* Trecho do documento
::::
A cisma do gigante
1. A
politica anda meio adoidada no Brasil, tem muita falta de senso comum no ar, uma turma que só quer levar vantagens em
cima do povo, querem dinheiro, poder e fama às custas do erário público, gente inescrupulosa, faltosa de
espirito cívico, e como os brasileiros em geral pararam de ser coniventes e
estão mais plugados no bem comum maior,
estão indignados e levaram as ruas soberanas seu desacordo cabal com a classe
politica. O ministério publico
arrestando provas e mais provas, que realmente a pacatez da população demonstrou
união e força, exorcizou fantasmas de carne, osso e ambição, tudo parece que o
Gigante criou animo novo na voz autorizada de seu povo, e esboça um leve sorriso de
satisfação: 207 milhões de habitantes contra uma dúzia e meia de parlamentares,
agora vai!
2. Então
vamos que vamos tangendo a bigorna, almejando o mundo bom para todos, e que a
tola, arcaica, corrupta politica vá embora acompanhada de sua turma, e deixem o
gigante sonhar de novo um sonho latente de liberdade e democracia, com tudo no
lugar certo, as verbas aplicadas conscientemente, seu povo feliz, seu país
autenticado pela brasilidade...
::::
* Material
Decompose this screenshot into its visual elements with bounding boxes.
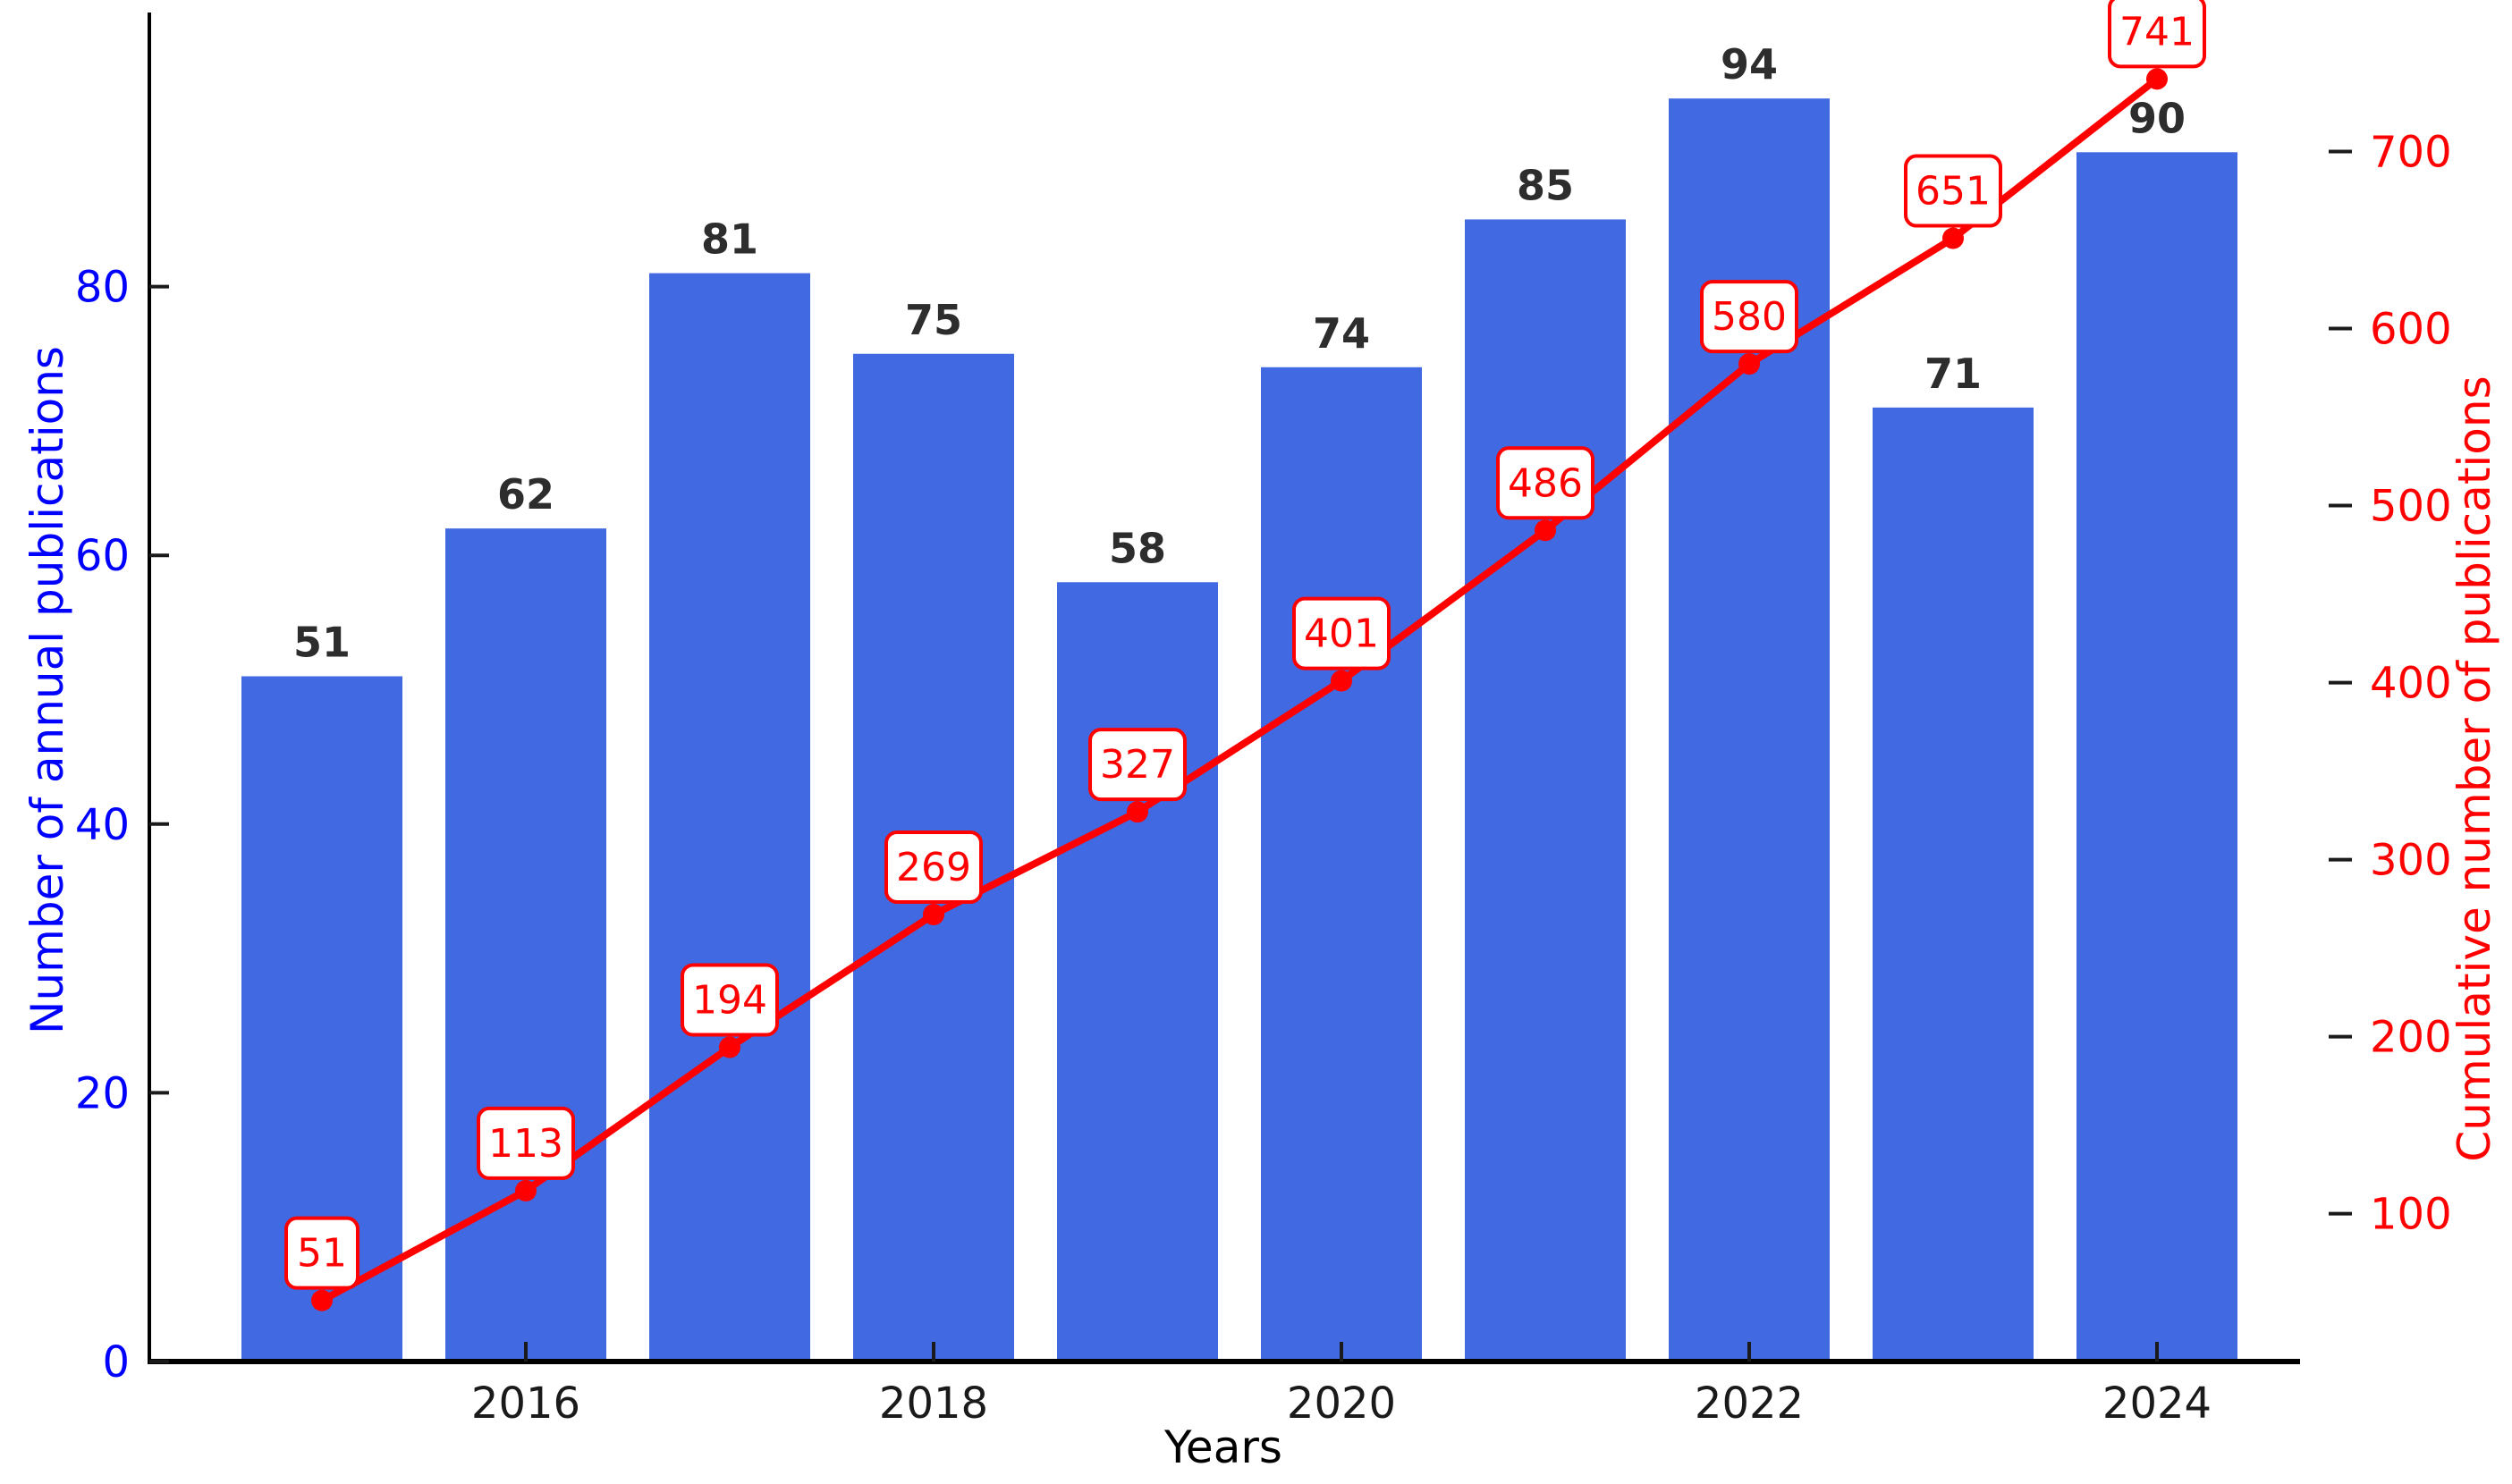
::::
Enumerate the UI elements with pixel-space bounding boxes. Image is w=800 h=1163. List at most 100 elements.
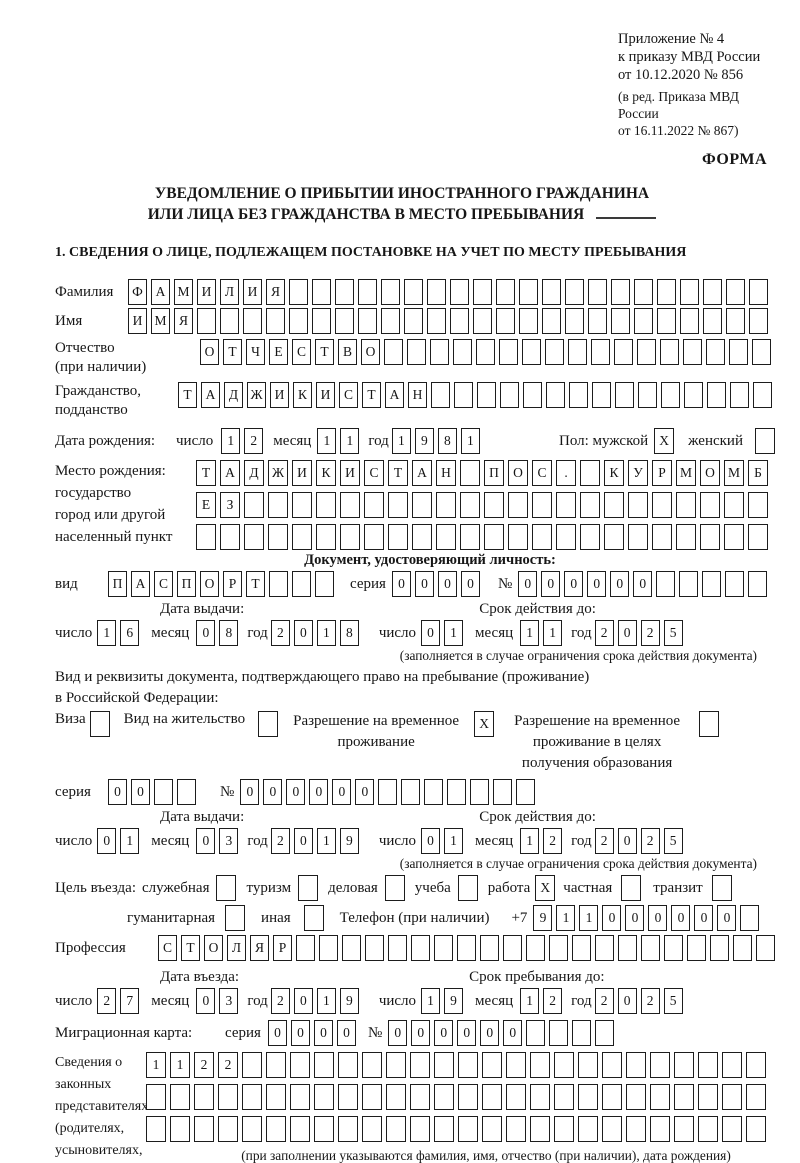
::::
* Descrição da tarefa
Prossiga com o texto sobre a política brasileira a partir do ponto em que ele termina. As linhas não têm papel nenhum aqui.

* Resultado da tarefa
3. E
o gigante parou uma esquina qualquer,
viu gente sofrida, desapercebida talvez, mas cheia de força e resolução, de
simpatia, bonomia e semblante calmo, ele descalçou suas botas e caminhou ao
lado dela, se apoiou em seu ombro e ouviu uma cantiga esquecida de acalanto...
4. Tão
bom seria, pensou, que fossemos todos assim, andar despreocupado, fala direta,
timbre sincero, e fisionomia de anjo arcano. Assim queria meus pais, e não este
chafariz torto de políticos torpes a atazanar e roubar a mancheia a riqueza de 207 de milhões de filhas e filhos
amados.
5. Mas
por ora ele vê uma realidade existencial tensa, triste e tênue, mas ele alima
sua esperança em dias melhores para sua prole, pois no dizer de Ovídio, viu ‘outros
ventos, outras tempestades’, esta fase brava vai passar, o Brasil é maior que
estes e estas deserdados da politica, saberá diluir esta crise nas suas
reservas de generosidade, chão pátrio e ações profícuas para o futuro.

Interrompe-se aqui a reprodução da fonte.